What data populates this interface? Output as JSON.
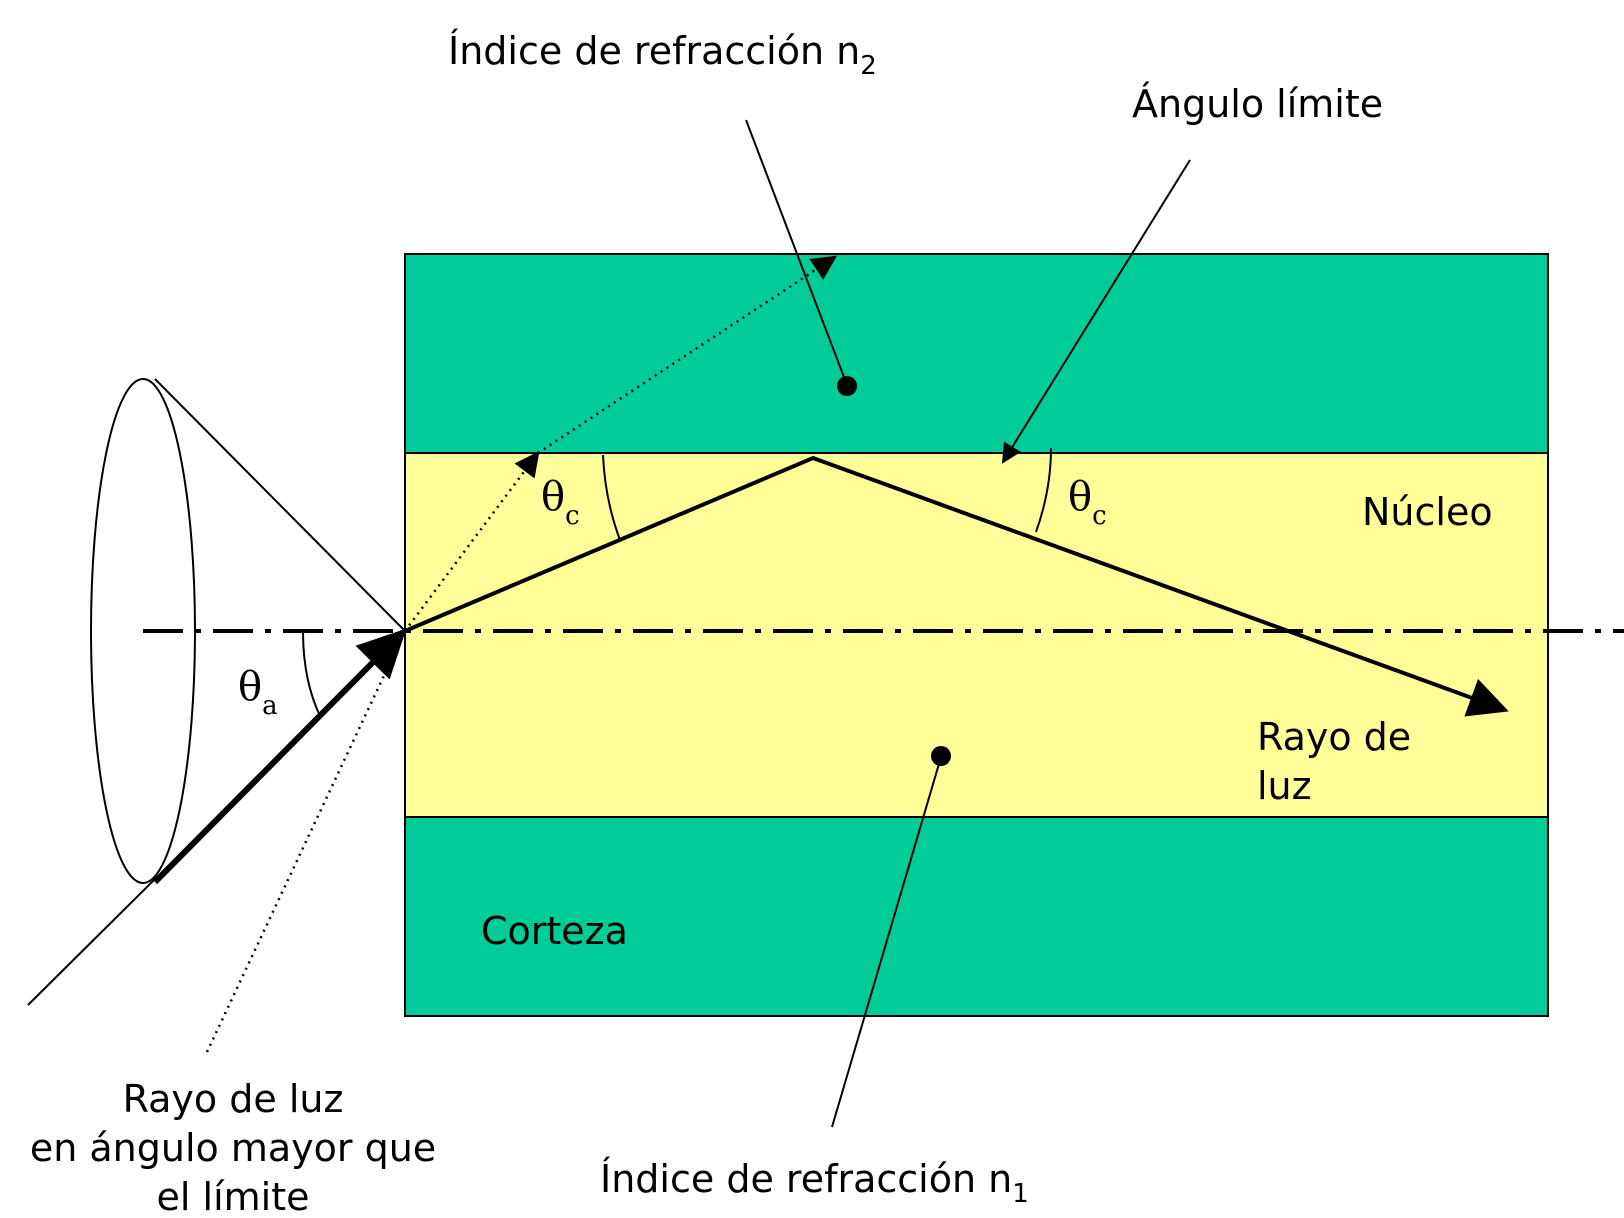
{
  "colors": {
    "cladding": "#00cc99",
    "core": "#ffff99",
    "line": "#000000",
    "background": "#ffffff"
  },
  "labels": {
    "n2_main": "Índice de refracción n",
    "n2_sub": "2",
    "critical_angle": "Ángulo límite",
    "core": "Núcleo",
    "cladding": "Corteza",
    "ray_line1": "Rayo de",
    "ray_line2": "luz",
    "n1_main": "Índice de refracción n",
    "n1_sub": "1",
    "outside_ray_line1": "Rayo de luz",
    "outside_ray_line2": "en ángulo mayor que",
    "outside_ray_line3": "el límite",
    "theta_symbol": "θ",
    "theta_c_sub": "c",
    "theta_a_sub": "a"
  }
}
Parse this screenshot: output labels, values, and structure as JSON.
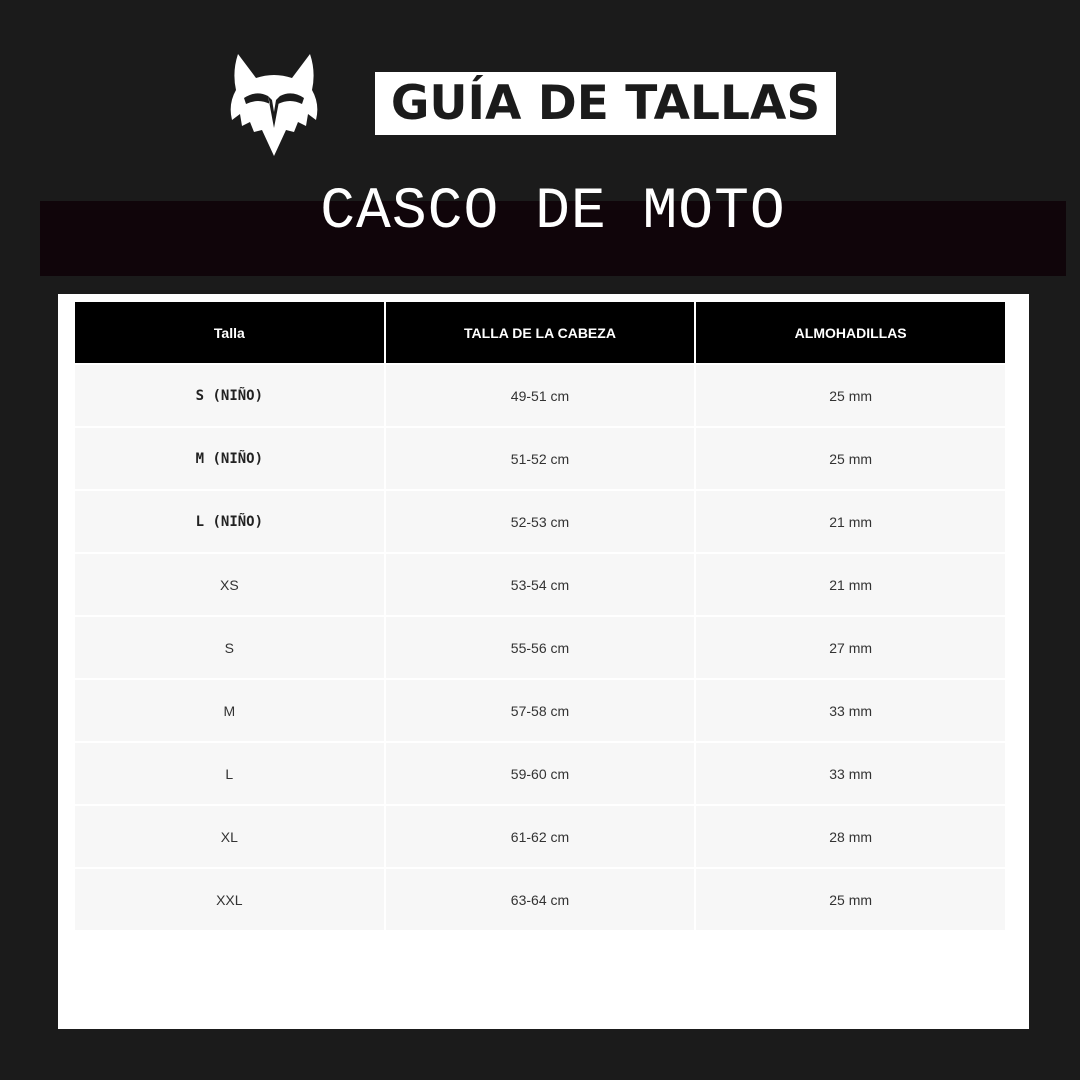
{
  "header": {
    "title": "GUÍA DE TALLAS",
    "subtitle": "CASCO DE MOTO",
    "logo_icon": "fox-head-icon"
  },
  "table": {
    "columns": [
      "Talla",
      "TALLA DE LA CABEZA",
      "ALMOHADILLAS"
    ],
    "rows": [
      [
        "S (NIÑO)",
        "49-51 cm",
        "25 mm"
      ],
      [
        "M (NIÑO)",
        "51-52 cm",
        "25 mm"
      ],
      [
        "L (NIÑO)",
        "52-53 cm",
        "21 mm"
      ],
      [
        "XS",
        "53-54 cm",
        "21 mm"
      ],
      [
        "S",
        "55-56 cm",
        "27 mm"
      ],
      [
        "M",
        "57-58 cm",
        "33 mm"
      ],
      [
        "L",
        "59-60 cm",
        "33 mm"
      ],
      [
        "XL",
        "61-62 cm",
        "28 mm"
      ],
      [
        "XXL",
        "63-64 cm",
        "25 mm"
      ]
    ]
  },
  "colors": {
    "background": "#1b1b1b",
    "band": "#10050a",
    "header_cell": "#000000",
    "row_cell": "#f7f7f7"
  }
}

★ ★ ★ ★ ★ ★ ★

→ Description of the task
Find the word "Rayo" in the entries above and gather every line that holds it.

→ The output
    "ray_line1": "Rayo de",
    "outside_ray_line1": "Rayo de luz",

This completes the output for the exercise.